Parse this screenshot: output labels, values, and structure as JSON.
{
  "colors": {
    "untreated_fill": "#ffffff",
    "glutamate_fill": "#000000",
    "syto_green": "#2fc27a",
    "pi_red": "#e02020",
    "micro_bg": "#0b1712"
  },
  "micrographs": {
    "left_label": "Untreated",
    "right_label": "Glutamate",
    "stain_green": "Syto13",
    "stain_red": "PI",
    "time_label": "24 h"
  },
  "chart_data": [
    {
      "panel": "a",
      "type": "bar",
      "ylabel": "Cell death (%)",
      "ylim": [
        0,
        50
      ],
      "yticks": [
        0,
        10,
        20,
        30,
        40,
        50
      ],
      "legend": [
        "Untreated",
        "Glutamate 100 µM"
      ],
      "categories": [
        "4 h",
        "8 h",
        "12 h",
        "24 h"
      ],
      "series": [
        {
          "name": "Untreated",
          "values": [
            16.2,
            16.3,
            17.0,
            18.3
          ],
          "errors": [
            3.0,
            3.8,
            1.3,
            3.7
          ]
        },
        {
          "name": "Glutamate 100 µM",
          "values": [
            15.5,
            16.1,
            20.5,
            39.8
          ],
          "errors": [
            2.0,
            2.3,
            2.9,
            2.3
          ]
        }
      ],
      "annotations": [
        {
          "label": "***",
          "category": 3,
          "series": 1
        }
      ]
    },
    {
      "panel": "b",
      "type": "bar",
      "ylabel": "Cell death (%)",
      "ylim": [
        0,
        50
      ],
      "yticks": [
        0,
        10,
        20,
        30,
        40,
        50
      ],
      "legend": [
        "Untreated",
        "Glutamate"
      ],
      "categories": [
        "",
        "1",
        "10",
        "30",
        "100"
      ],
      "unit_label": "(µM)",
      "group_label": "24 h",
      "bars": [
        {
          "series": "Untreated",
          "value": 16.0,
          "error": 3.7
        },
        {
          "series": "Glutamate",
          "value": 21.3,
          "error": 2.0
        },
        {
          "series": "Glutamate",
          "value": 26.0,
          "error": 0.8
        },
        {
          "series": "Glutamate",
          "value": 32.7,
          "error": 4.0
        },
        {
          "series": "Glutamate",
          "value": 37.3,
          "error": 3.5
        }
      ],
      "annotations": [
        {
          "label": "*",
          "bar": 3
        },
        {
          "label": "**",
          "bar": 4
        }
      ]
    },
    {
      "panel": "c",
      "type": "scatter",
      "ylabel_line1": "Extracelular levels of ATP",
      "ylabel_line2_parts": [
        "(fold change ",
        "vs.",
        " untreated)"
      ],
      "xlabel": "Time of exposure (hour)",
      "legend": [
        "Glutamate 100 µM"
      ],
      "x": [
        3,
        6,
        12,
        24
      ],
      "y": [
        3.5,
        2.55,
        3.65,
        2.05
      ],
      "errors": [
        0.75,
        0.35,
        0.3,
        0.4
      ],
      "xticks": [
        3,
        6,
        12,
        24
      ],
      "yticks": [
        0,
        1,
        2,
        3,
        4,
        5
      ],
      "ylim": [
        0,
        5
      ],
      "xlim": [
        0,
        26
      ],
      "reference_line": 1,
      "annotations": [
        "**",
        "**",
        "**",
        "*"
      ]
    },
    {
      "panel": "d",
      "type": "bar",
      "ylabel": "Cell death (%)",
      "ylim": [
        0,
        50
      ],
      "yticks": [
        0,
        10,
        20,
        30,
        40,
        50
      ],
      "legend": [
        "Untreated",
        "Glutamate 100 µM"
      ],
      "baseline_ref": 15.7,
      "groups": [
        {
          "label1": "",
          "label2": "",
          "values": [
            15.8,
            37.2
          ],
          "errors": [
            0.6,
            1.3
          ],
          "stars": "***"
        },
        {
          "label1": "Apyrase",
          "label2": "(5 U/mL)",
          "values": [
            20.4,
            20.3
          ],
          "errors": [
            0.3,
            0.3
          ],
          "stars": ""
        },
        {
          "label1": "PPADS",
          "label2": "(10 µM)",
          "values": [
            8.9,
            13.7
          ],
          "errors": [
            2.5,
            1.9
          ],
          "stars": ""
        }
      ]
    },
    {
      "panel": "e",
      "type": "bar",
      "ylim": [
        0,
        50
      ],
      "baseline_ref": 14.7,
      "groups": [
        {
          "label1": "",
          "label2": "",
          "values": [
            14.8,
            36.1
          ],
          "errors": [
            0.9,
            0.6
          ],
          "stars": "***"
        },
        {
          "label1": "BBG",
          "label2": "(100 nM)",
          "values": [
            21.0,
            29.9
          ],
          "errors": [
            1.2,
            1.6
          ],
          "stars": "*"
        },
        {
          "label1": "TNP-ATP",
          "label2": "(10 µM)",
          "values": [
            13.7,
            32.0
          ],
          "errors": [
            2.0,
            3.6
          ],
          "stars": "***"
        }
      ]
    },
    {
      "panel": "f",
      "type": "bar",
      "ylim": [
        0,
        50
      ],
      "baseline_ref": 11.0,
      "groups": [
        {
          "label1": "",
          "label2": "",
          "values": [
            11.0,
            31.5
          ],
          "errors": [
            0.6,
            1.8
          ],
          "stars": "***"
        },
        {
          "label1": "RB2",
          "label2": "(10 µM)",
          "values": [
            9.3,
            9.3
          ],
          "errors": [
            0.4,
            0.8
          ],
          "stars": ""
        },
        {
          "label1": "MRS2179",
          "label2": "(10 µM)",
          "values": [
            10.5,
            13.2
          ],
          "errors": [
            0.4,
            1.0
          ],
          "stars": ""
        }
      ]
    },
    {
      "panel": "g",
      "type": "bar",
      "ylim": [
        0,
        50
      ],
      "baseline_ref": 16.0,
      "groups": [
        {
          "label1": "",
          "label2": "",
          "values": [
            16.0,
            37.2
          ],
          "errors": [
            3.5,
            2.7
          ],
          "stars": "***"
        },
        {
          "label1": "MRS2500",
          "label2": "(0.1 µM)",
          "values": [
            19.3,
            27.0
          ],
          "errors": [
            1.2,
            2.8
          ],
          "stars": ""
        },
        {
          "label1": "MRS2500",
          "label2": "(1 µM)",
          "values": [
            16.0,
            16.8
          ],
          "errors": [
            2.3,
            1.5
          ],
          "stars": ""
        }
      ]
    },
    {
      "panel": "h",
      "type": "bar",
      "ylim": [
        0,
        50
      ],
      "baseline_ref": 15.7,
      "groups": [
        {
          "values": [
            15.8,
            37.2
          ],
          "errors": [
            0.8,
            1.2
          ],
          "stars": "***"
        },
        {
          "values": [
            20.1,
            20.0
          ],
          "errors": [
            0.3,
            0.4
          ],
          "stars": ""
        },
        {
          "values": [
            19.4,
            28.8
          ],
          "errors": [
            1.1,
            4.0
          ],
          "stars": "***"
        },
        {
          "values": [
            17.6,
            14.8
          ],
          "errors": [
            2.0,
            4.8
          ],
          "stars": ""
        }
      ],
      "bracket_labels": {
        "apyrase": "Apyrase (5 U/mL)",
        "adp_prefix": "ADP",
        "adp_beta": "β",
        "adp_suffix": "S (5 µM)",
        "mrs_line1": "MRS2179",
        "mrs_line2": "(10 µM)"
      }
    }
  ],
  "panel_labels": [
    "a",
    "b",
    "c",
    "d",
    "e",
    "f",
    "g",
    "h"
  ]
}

**What the task requires:** Reproduce the material above exactly; please quote every line of it.

**Solution to the exercise:**
Parse this screenshot: output labels, values, and structure as JSON.
{
  "colors": {
    "untreated_fill": "#ffffff",
    "glutamate_fill": "#000000",
    "syto_green": "#2fc27a",
    "pi_red": "#e02020",
    "micro_bg": "#0b1712"
  },
  "micrographs": {
    "left_label": "Untreated",
    "right_label": "Glutamate",
    "stain_green": "Syto13",
    "stain_red": "PI",
    "time_label": "24 h"
  },
  "chart_data": [
    {
      "panel": "a",
      "type": "bar",
      "ylabel": "Cell death (%)",
      "ylim": [
        0,
        50
      ],
      "yticks": [
        0,
        10,
        20,
        30,
        40,
        50
      ],
      "legend": [
        "Untreated",
        "Glutamate 100 µM"
      ],
      "categories": [
        "4 h",
        "8 h",
        "12 h",
        "24 h"
      ],
      "series": [
        {
          "name": "Untreated",
          "values": [
            16.2,
            16.3,
            17.0,
            18.3
          ],
          "errors": [
            3.0,
            3.8,
            1.3,
            3.7
          ]
        },
        {
          "name": "Glutamate 100 µM",
          "values": [
            15.5,
            16.1,
            20.5,
            39.8
          ],
          "errors": [
            2.0,
            2.3,
            2.9,
            2.3
          ]
        }
      ],
      "annotations": [
        {
          "label": "***",
          "category": 3,
          "series": 1
        }
      ]
    },
    {
      "panel": "b",
      "type": "bar",
      "ylabel": "Cell death (%)",
      "ylim": [
        0,
        50
      ],
      "yticks": [
        0,
        10,
        20,
        30,
        40,
        50
      ],
      "legend": [
        "Untreated",
        "Glutamate"
      ],
      "categories": [
        "",
        "1",
        "10",
        "30",
        "100"
      ],
      "unit_label": "(µM)",
      "group_label": "24 h",
      "bars": [
        {
          "series": "Untreated",
          "value": 16.0,
          "error": 3.7
        },
        {
          "series": "Glutamate",
          "value": 21.3,
          "error": 2.0
        },
        {
          "series": "Glutamate",
          "value": 26.0,
          "error": 0.8
        },
        {
          "series": "Glutamate",
          "value": 32.7,
          "error": 4.0
        },
        {
          "series": "Glutamate",
          "value": 37.3,
          "error": 3.5
        }
      ],
      "annotations": [
        {
          "label": "*",
          "bar": 3
        },
        {
          "label": "**",
          "bar": 4
        }
      ]
    },
    {
      "panel": "c",
      "type": "scatter",
      "ylabel_line1": "Extracelular levels of ATP",
      "ylabel_line2_parts": [
        "(fold change ",
        "vs.",
        " untreated)"
      ],
      "xlabel": "Time of exposure (hour)",
      "legend": [
        "Glutamate 100 µM"
      ],
      "x": [
        3,
        6,
        12,
        24
      ],
      "y": [
        3.5,
        2.55,
        3.65,
        2.05
      ],
      "errors": [
        0.75,
        0.35,
        0.3,
        0.4
      ],
      "xticks": [
        3,
        6,
        12,
        24
      ],
      "yticks": [
        0,
        1,
        2,
        3,
        4,
        5
      ],
      "ylim": [
        0,
        5
      ],
      "xlim": [
        0,
        26
      ],
      "reference_line": 1,
      "annotations": [
        "**",
        "**",
        "**",
        "*"
      ]
    },
    {
      "panel": "d",
      "type": "bar",
      "ylabel": "Cell death (%)",
      "ylim": [
        0,
        50
      ],
      "yticks": [
        0,
        10,
        20,
        30,
        40,
        50
      ],
      "legend": [
        "Untreated",
        "Glutamate 100 µM"
      ],
      "baseline_ref": 15.7,
      "groups": [
        {
          "label1": "",
          "label2": "",
          "values": [
            15.8,
            37.2
          ],
          "errors": [
            0.6,
            1.3
          ],
          "stars": "***"
        },
        {
          "label1": "Apyrase",
          "label2": "(5 U/mL)",
          "values": [
            20.4,
            20.3
          ],
          "errors": [
            0.3,
            0.3
          ],
          "stars": ""
        },
        {
          "label1": "PPADS",
          "label2": "(10 µM)",
          "values": [
            8.9,
            13.7
          ],
          "errors": [
            2.5,
            1.9
          ],
          "stars": ""
        }
      ]
    },
    {
      "panel": "e",
      "type": "bar",
      "ylim": [
        0,
        50
      ],
      "baseline_ref": 14.7,
      "groups": [
        {
          "label1": "",
          "label2": "",
          "values": [
            14.8,
            36.1
          ],
          "errors": [
            0.9,
            0.6
          ],
          "stars": "***"
        },
        {
          "label1": "BBG",
          "label2": "(100 nM)",
          "values": [
            21.0,
            29.9
          ],
          "errors": [
            1.2,
            1.6
          ],
          "stars": "*"
        },
        {
          "label1": "TNP-ATP",
          "label2": "(10 µM)",
          "values": [
            13.7,
            32.0
          ],
          "errors": [
            2.0,
            3.6
          ],
          "stars": "***"
        }
      ]
    },
    {
      "panel": "f",
      "type": "bar",
      "ylim": [
        0,
        50
      ],
      "baseline_ref": 11.0,
      "groups": [
        {
          "label1": "",
          "label2": "",
          "values": [
            11.0,
            31.5
          ],
          "errors": [
            0.6,
            1.8
          ],
          "stars": "***"
        },
        {
          "label1": "RB2",
          "label2": "(10 µM)",
          "values": [
            9.3,
            9.3
          ],
          "errors": [
            0.4,
            0.8
          ],
          "stars": ""
        },
        {
          "label1": "MRS2179",
          "label2": "(10 µM)",
          "values": [
            10.5,
            13.2
          ],
          "errors": [
            0.4,
            1.0
          ],
          "stars": ""
        }
      ]
    },
    {
      "panel": "g",
      "type": "bar",
      "ylim": [
        0,
        50
      ],
      "baseline_ref": 16.0,
      "groups": [
        {
          "label1": "",
          "label2": "",
          "values": [
            16.0,
            37.2
          ],
          "errors": [
            3.5,
            2.7
          ],
          "stars": "***"
        },
        {
          "label1": "MRS2500",
          "label2": "(0.1 µM)",
          "values": [
            19.3,
            27.0
          ],
          "errors": [
            1.2,
            2.8
          ],
          "stars": ""
        },
        {
          "label1": "MRS2500",
          "label2": "(1 µM)",
          "values": [
            16.0,
            16.8
          ],
          "errors": [
            2.3,
            1.5
          ],
          "stars": ""
        }
      ]
    },
    {
      "panel": "h",
      "type": "bar",
      "ylim": [
        0,
        50
      ],
      "baseline_ref": 15.7,
      "groups": [
        {
          "values": [
            15.8,
            37.2
          ],
          "errors": [
            0.8,
            1.2
          ],
          "stars": "***"
        },
        {
          "values": [
            20.1,
            20.0
          ],
          "errors": [
            0.3,
            0.4
          ],
          "stars": ""
        },
        {
          "values": [
            19.4,
            28.8
          ],
          "errors": [
            1.1,
            4.0
          ],
          "stars": "***"
        },
        {
          "values": [
            17.6,
            14.8
          ],
          "errors": [
            2.0,
            4.8
          ],
          "stars": ""
        }
      ],
      "bracket_labels": {
        "apyrase": "Apyrase (5 U/mL)",
        "adp_prefix": "ADP",
        "adp_beta": "β",
        "adp_suffix": "S (5 µM)",
        "mrs_line1": "MRS2179",
        "mrs_line2": "(10 µM)"
      }
    }
  ],
  "panel_labels": [
    "a",
    "b",
    "c",
    "d",
    "e",
    "f",
    "g",
    "h"
  ]
}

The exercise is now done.